--- Begin ---
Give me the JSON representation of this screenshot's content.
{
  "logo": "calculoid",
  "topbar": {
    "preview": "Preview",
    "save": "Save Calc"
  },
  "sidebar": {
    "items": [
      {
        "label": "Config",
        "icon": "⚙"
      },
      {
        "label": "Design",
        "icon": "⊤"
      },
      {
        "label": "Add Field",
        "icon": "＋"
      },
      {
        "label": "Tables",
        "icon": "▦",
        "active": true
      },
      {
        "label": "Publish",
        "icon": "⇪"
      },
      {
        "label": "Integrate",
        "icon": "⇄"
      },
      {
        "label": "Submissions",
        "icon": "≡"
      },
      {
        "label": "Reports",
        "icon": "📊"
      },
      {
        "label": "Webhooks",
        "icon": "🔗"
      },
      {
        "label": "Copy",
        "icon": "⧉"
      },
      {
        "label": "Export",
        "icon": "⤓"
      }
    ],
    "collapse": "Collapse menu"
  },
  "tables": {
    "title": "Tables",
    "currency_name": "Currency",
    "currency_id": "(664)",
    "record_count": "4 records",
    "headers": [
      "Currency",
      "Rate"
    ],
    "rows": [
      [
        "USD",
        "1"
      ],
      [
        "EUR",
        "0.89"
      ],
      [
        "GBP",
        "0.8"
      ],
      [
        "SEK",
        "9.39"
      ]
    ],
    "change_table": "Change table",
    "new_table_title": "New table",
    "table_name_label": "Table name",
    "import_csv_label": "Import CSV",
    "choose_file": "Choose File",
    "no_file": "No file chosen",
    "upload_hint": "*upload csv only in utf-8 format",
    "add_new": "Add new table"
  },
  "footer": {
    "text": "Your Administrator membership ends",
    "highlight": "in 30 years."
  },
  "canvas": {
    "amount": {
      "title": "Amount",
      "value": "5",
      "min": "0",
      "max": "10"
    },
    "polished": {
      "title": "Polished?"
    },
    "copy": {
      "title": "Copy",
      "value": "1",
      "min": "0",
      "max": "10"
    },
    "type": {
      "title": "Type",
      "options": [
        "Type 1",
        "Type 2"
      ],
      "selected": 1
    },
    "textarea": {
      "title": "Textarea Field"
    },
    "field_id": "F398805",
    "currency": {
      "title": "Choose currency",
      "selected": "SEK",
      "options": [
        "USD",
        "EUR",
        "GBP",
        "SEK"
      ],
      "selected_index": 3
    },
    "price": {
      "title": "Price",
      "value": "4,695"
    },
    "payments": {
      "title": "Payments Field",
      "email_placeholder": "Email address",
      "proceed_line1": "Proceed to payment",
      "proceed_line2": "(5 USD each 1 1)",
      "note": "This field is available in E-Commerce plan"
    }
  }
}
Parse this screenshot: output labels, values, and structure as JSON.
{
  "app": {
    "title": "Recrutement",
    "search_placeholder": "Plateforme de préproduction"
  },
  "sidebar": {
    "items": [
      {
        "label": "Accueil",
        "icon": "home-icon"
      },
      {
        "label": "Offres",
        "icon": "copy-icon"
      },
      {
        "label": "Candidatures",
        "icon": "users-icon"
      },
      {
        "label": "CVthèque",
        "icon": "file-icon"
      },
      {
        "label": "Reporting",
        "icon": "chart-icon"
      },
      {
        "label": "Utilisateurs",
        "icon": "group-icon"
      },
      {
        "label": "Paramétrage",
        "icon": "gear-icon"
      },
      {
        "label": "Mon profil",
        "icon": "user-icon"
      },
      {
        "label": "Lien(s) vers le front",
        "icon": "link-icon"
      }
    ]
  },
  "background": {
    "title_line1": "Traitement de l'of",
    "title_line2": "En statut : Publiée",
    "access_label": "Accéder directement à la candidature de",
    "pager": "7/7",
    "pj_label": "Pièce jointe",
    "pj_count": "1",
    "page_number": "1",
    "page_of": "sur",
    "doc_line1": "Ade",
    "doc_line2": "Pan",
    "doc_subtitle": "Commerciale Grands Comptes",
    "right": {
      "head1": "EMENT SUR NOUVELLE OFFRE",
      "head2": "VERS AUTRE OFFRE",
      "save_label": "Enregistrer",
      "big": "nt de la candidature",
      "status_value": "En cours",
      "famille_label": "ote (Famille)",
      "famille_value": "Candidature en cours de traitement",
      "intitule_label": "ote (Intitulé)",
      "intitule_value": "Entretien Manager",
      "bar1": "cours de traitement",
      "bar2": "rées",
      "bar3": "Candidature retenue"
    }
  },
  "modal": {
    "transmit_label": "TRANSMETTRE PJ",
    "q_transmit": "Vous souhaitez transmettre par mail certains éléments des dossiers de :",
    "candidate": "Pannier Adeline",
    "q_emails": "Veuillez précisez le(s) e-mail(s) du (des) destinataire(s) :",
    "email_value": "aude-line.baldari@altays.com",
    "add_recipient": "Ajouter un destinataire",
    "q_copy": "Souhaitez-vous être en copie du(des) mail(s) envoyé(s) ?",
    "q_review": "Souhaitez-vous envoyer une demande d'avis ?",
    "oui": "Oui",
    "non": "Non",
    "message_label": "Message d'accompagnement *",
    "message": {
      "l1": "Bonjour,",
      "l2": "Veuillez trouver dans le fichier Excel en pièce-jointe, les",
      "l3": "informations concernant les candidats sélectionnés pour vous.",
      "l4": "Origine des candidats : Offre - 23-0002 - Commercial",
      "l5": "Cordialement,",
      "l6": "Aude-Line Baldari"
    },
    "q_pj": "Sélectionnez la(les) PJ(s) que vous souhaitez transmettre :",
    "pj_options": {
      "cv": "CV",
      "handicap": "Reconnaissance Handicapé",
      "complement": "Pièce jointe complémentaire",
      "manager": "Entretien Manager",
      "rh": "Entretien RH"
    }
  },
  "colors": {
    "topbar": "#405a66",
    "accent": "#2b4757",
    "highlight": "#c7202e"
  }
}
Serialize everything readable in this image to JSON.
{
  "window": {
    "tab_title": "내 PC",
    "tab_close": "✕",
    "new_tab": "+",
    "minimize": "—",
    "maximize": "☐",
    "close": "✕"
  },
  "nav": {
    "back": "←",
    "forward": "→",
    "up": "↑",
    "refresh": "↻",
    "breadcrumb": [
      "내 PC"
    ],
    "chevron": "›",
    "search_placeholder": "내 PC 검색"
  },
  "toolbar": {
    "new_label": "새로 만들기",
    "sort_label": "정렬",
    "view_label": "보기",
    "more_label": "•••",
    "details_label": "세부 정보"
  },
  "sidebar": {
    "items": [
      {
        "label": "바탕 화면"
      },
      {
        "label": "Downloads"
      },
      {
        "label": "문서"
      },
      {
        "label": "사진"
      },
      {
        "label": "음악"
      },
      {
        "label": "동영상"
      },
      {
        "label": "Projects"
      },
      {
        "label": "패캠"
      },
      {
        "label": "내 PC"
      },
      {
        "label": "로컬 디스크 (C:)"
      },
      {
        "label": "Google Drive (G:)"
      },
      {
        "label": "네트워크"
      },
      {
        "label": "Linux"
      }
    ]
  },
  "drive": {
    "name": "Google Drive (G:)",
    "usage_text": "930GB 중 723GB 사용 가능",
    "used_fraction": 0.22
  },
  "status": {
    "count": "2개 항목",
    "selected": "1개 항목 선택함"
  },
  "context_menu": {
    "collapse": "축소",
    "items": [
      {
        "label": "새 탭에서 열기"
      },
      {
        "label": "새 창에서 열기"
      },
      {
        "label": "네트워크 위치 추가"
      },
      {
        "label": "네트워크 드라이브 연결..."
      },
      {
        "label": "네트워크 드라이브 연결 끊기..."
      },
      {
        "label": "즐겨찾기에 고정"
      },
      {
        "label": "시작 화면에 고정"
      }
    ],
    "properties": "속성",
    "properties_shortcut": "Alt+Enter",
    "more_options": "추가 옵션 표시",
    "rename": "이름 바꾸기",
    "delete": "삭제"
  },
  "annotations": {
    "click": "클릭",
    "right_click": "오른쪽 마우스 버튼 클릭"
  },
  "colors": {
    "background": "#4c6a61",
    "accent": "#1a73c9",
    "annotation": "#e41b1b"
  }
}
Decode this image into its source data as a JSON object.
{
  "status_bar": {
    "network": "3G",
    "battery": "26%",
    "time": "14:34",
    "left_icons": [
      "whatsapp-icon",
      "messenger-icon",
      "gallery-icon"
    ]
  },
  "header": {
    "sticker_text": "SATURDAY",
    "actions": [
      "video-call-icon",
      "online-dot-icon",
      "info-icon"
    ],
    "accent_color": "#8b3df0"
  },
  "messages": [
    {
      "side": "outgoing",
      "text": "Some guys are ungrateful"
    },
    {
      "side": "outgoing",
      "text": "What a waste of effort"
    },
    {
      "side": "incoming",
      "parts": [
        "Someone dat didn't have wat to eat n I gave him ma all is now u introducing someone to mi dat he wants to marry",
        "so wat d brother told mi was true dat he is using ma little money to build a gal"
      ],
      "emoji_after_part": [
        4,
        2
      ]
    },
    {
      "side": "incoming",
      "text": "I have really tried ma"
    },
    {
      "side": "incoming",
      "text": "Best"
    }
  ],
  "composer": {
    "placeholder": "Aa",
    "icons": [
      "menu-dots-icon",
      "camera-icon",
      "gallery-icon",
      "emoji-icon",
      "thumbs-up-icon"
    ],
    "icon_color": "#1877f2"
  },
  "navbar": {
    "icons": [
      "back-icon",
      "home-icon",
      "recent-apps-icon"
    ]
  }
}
--- End ---
**Stated goal**
Where a line of the data holds "Veuillez", show that line.

**Response to this exercise**
    "q_emails": "Veuillez précisez le(s) e-mail(s) du (des) destinataire(s) :",
      "l2": "Veuillez trouver dans le fichier Excel en pièce-jointe, les",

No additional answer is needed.